- [TASK DESCRIPTION] Please write out the complete listing that follows, exactly as it reads.

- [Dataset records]
(begin)
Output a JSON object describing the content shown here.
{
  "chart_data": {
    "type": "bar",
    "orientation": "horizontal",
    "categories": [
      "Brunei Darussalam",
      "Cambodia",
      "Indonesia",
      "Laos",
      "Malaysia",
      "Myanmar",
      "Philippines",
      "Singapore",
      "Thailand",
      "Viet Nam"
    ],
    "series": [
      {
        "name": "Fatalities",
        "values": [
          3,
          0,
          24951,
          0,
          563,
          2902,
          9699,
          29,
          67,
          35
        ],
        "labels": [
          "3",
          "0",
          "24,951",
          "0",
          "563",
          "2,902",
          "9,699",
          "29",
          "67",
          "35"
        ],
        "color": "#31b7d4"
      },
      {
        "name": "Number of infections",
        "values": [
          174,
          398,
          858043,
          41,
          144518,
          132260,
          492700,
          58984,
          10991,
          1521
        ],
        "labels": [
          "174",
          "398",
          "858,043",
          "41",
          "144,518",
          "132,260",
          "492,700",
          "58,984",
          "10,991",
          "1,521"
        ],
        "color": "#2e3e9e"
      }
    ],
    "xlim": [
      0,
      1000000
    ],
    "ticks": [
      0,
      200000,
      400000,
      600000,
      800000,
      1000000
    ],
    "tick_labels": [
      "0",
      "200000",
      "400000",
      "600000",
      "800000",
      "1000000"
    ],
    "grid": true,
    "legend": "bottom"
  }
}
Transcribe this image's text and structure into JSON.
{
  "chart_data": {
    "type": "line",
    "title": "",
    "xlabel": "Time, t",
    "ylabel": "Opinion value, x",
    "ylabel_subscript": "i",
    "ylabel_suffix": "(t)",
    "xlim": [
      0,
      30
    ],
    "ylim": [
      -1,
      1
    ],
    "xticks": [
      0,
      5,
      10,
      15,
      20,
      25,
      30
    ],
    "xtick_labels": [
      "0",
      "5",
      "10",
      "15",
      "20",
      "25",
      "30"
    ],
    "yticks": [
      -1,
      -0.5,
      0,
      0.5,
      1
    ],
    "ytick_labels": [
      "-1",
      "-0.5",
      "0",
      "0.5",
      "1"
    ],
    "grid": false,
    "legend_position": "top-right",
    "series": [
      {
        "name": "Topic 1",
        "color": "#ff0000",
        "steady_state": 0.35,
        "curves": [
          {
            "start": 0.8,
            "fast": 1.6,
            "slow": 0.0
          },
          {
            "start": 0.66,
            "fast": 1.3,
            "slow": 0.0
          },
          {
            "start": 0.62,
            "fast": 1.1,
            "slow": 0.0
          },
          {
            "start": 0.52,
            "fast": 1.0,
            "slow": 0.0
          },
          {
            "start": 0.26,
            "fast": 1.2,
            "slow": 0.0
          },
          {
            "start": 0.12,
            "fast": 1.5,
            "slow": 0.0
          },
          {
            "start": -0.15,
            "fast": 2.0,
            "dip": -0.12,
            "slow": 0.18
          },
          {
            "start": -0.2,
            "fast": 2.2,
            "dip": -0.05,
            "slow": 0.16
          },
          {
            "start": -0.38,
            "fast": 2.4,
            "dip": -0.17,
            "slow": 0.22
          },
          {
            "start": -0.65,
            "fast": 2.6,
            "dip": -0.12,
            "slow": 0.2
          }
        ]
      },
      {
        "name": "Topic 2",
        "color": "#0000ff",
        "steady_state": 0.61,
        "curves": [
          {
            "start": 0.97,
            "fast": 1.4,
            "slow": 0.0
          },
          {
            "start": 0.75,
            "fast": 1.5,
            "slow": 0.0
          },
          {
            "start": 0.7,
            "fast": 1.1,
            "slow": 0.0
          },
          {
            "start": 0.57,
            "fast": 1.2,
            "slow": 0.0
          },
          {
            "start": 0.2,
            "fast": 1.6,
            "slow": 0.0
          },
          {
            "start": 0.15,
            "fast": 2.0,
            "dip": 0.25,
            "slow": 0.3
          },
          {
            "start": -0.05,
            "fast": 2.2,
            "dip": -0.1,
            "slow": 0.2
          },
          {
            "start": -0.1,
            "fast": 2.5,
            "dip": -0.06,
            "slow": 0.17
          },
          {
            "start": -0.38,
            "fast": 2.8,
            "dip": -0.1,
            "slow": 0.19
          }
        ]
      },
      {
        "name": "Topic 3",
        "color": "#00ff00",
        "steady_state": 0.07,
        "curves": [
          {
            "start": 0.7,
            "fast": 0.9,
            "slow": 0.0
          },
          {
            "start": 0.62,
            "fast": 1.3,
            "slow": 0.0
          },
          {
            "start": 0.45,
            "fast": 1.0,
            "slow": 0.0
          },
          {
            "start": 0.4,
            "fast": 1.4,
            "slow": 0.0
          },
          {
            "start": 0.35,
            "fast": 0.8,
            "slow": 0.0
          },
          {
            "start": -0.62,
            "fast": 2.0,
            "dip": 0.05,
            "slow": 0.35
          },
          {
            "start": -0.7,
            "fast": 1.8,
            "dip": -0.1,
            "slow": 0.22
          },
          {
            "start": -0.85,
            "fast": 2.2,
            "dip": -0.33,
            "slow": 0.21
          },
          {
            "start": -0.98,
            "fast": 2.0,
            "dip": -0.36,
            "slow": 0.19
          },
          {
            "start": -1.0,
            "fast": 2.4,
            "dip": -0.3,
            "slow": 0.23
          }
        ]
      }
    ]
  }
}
(end)
- [FINISHED EXERCISE]
Output a JSON object describing the content shown here.
{
  "chart_data": {
    "type": "bar",
    "orientation": "horizontal",
    "categories": [
      "Brunei Darussalam",
      "Cambodia",
      "Indonesia",
      "Laos",
      "Malaysia",
      "Myanmar",
      "Philippines",
      "Singapore",
      "Thailand",
      "Viet Nam"
    ],
    "series": [
      {
        "name": "Fatalities",
        "values": [
          3,
          0,
          24951,
          0,
          563,
          2902,
          9699,
          29,
          67,
          35
        ],
        "labels": [
          "3",
          "0",
          "24,951",
          "0",
          "563",
          "2,902",
          "9,699",
          "29",
          "67",
          "35"
        ],
        "color": "#31b7d4"
      },
      {
        "name": "Number of infections",
        "values": [
          174,
          398,
          858043,
          41,
          144518,
          132260,
          492700,
          58984,
          10991,
          1521
        ],
        "labels": [
          "174",
          "398",
          "858,043",
          "41",
          "144,518",
          "132,260",
          "492,700",
          "58,984",
          "10,991",
          "1,521"
        ],
        "color": "#2e3e9e"
      }
    ],
    "xlim": [
      0,
      1000000
    ],
    "ticks": [
      0,
      200000,
      400000,
      600000,
      800000,
      1000000
    ],
    "tick_labels": [
      "0",
      "200000",
      "400000",
      "600000",
      "800000",
      "1000000"
    ],
    "grid": true,
    "legend": "bottom"
  }
}
Transcribe this image's text and structure into JSON.
{
  "chart_data": {
    "type": "line",
    "title": "",
    "xlabel": "Time, t",
    "ylabel": "Opinion value, x",
    "ylabel_subscript": "i",
    "ylabel_suffix": "(t)",
    "xlim": [
      0,
      30
    ],
    "ylim": [
      -1,
      1
    ],
    "xticks": [
      0,
      5,
      10,
      15,
      20,
      25,
      30
    ],
    "xtick_labels": [
      "0",
      "5",
      "10",
      "15",
      "20",
      "25",
      "30"
    ],
    "yticks": [
      -1,
      -0.5,
      0,
      0.5,
      1
    ],
    "ytick_labels": [
      "-1",
      "-0.5",
      "0",
      "0.5",
      "1"
    ],
    "grid": false,
    "legend_position": "top-right",
    "series": [
      {
        "name": "Topic 1",
        "color": "#ff0000",
        "steady_state": 0.35,
        "curves": [
          {
            "start": 0.8,
            "fast": 1.6,
            "slow": 0.0
          },
          {
            "start": 0.66,
            "fast": 1.3,
            "slow": 0.0
          },
          {
            "start": 0.62,
            "fast": 1.1,
            "slow": 0.0
          },
          {
            "start": 0.52,
            "fast": 1.0,
            "slow": 0.0
          },
          {
            "start": 0.26,
            "fast": 1.2,
            "slow": 0.0
          },
          {
            "start": 0.12,
            "fast": 1.5,
            "slow": 0.0
          },
          {
            "start": -0.15,
            "fast": 2.0,
            "dip": -0.12,
            "slow": 0.18
          },
          {
            "start": -0.2,
            "fast": 2.2,
            "dip": -0.05,
            "slow": 0.16
          },
          {
            "start": -0.38,
            "fast": 2.4,
            "dip": -0.17,
            "slow": 0.22
          },
          {
            "start": -0.65,
            "fast": 2.6,
            "dip": -0.12,
            "slow": 0.2
          }
        ]
      },
      {
        "name": "Topic 2",
        "color": "#0000ff",
        "steady_state": 0.61,
        "curves": [
          {
            "start": 0.97,
            "fast": 1.4,
            "slow": 0.0
          },
          {
            "start": 0.75,
            "fast": 1.5,
            "slow": 0.0
          },
          {
            "start": 0.7,
            "fast": 1.1,
            "slow": 0.0
          },
          {
            "start": 0.57,
            "fast": 1.2,
            "slow": 0.0
          },
          {
            "start": 0.2,
            "fast": 1.6,
            "slow": 0.0
          },
          {
            "start": 0.15,
            "fast": 2.0,
            "dip": 0.25,
            "slow": 0.3
          },
          {
            "start": -0.05,
            "fast": 2.2,
            "dip": -0.1,
            "slow": 0.2
          },
          {
            "start": -0.1,
            "fast": 2.5,
            "dip": -0.06,
            "slow": 0.17
          },
          {
            "start": -0.38,
            "fast": 2.8,
            "dip": -0.1,
            "slow": 0.19
          }
        ]
      },
      {
        "name": "Topic 3",
        "color": "#00ff00",
        "steady_state": 0.07,
        "curves": [
          {
            "start": 0.7,
            "fast": 0.9,
            "slow": 0.0
          },
          {
            "start": 0.62,
            "fast": 1.3,
            "slow": 0.0
          },
          {
            "start": 0.45,
            "fast": 1.0,
            "slow": 0.0
          },
          {
            "start": 0.4,
            "fast": 1.4,
            "slow": 0.0
          },
          {
            "start": 0.35,
            "fast": 0.8,
            "slow": 0.0
          },
          {
            "start": -0.62,
            "fast": 2.0,
            "dip": 0.05,
            "slow": 0.35
          },
          {
            "start": -0.7,
            "fast": 1.8,
            "dip": -0.1,
            "slow": 0.22
          },
          {
            "start": -0.85,
            "fast": 2.2,
            "dip": -0.33,
            "slow": 0.21
          },
          {
            "start": -0.98,
            "fast": 2.0,
            "dip": -0.36,
            "slow": 0.19
          },
          {
            "start": -1.0,
            "fast": 2.4,
            "dip": -0.3,
            "slow": 0.23
          }
        ]
      }
    ]
  }
}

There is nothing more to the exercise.